Copy all the data exactly, except the pictures.

---

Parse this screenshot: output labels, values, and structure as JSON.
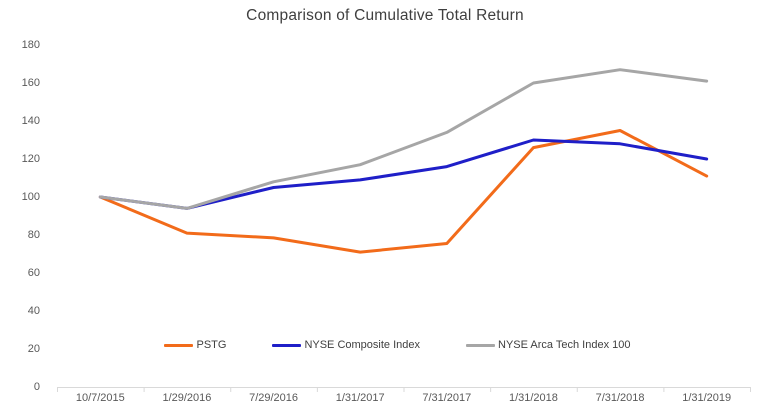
{
  "title": "Comparison of Cumulative Total Return",
  "colors": {
    "pstg": "#F26B1A",
    "nyse_composite": "#1F1FC8",
    "nyse_arca_tech": "#A6A6A6",
    "axis_line": "#D9D9D9",
    "tick_label": "#595959",
    "title_text": "#3F3F3F"
  },
  "chart_data": {
    "type": "line",
    "title": "Comparison of Cumulative Total Return",
    "categories": [
      "10/7/2015",
      "1/29/2016",
      "7/29/2016",
      "1/31/2017",
      "7/31/2017",
      "1/31/2018",
      "7/31/2018",
      "1/31/2019"
    ],
    "series": [
      {
        "name": "PSTG",
        "color": "#F26B1A",
        "values": [
          100,
          81,
          78.5,
          71,
          75.5,
          126,
          135,
          111
        ]
      },
      {
        "name": "NYSE Composite Index",
        "color": "#1F1FC8",
        "values": [
          100,
          94,
          105,
          109,
          116,
          130,
          128,
          120
        ]
      },
      {
        "name": "NYSE Arca Tech Index 100",
        "color": "#A6A6A6",
        "values": [
          100,
          94,
          108,
          117,
          134,
          160,
          167,
          161
        ]
      }
    ],
    "xlabel": "",
    "ylabel": "",
    "ylim": [
      0,
      180
    ],
    "yticks": [
      0,
      20,
      40,
      60,
      80,
      100,
      120,
      140,
      160,
      180
    ],
    "grid": false,
    "legend_position": "bottom-inside-plot"
  }
}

---

> Result:
Parse this screenshot: output labels, values, and structure as JSON.
{
  "title": "Comparison of Cumulative Total Return",
  "colors": {
    "pstg": "#F26B1A",
    "nyse_composite": "#1F1FC8",
    "nyse_arca_tech": "#A6A6A6",
    "axis_line": "#D9D9D9",
    "tick_label": "#595959",
    "title_text": "#3F3F3F"
  },
  "chart_data": {
    "type": "line",
    "title": "Comparison of Cumulative Total Return",
    "categories": [
      "10/7/2015",
      "1/29/2016",
      "7/29/2016",
      "1/31/2017",
      "7/31/2017",
      "1/31/2018",
      "7/31/2018",
      "1/31/2019"
    ],
    "series": [
      {
        "name": "PSTG",
        "color": "#F26B1A",
        "values": [
          100,
          81,
          78.5,
          71,
          75.5,
          126,
          135,
          111
        ]
      },
      {
        "name": "NYSE Composite Index",
        "color": "#1F1FC8",
        "values": [
          100,
          94,
          105,
          109,
          116,
          130,
          128,
          120
        ]
      },
      {
        "name": "NYSE Arca Tech Index 100",
        "color": "#A6A6A6",
        "values": [
          100,
          94,
          108,
          117,
          134,
          160,
          167,
          161
        ]
      }
    ],
    "xlabel": "",
    "ylabel": "",
    "ylim": [
      0,
      180
    ],
    "yticks": [
      0,
      20,
      40,
      60,
      80,
      100,
      120,
      140,
      160,
      180
    ],
    "grid": false,
    "legend_position": "bottom-inside-plot"
  }
}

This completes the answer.